[begin Information supplied]

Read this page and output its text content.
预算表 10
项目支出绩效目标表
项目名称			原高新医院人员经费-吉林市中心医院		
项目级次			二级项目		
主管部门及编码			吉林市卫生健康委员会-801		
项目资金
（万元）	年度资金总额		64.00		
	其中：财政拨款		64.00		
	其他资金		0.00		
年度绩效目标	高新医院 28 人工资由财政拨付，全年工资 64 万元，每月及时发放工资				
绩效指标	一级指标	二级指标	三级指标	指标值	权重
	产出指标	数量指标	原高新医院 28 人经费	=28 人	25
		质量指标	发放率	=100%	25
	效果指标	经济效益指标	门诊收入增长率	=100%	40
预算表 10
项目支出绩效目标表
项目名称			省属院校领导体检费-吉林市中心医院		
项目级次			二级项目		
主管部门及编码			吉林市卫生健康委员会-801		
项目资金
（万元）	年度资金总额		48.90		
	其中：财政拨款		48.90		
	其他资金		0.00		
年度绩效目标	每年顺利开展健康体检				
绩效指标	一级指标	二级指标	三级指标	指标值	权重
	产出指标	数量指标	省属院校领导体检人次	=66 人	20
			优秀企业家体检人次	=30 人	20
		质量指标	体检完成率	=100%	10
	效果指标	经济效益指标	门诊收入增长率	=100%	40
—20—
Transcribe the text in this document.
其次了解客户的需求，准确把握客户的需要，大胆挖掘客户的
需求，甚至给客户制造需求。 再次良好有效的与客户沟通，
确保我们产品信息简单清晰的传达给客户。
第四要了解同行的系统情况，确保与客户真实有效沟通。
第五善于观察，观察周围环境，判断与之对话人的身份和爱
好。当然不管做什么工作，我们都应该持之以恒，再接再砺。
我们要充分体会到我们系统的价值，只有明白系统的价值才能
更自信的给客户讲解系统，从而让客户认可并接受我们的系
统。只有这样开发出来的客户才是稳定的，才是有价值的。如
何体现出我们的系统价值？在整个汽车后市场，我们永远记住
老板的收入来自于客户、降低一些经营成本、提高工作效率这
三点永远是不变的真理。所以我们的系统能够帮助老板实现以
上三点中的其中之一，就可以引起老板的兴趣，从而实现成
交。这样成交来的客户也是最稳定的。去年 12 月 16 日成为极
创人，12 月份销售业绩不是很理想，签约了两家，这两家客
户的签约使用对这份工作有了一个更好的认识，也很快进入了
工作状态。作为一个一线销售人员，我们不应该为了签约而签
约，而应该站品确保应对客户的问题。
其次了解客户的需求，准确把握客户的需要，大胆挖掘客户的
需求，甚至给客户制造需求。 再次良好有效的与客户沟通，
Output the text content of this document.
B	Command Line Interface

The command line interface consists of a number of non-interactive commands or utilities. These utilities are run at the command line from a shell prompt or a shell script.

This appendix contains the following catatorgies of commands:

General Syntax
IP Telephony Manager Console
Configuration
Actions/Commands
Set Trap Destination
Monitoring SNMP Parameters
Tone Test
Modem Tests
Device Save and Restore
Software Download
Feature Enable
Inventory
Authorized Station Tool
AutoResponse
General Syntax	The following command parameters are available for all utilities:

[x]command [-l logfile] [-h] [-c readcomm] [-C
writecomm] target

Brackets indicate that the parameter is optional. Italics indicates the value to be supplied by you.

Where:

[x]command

[end Information supplied]

* **Work to be completed**
Give only the number of lines in the material above where the string "吉林市中心医院" appears.

* **Solution**
2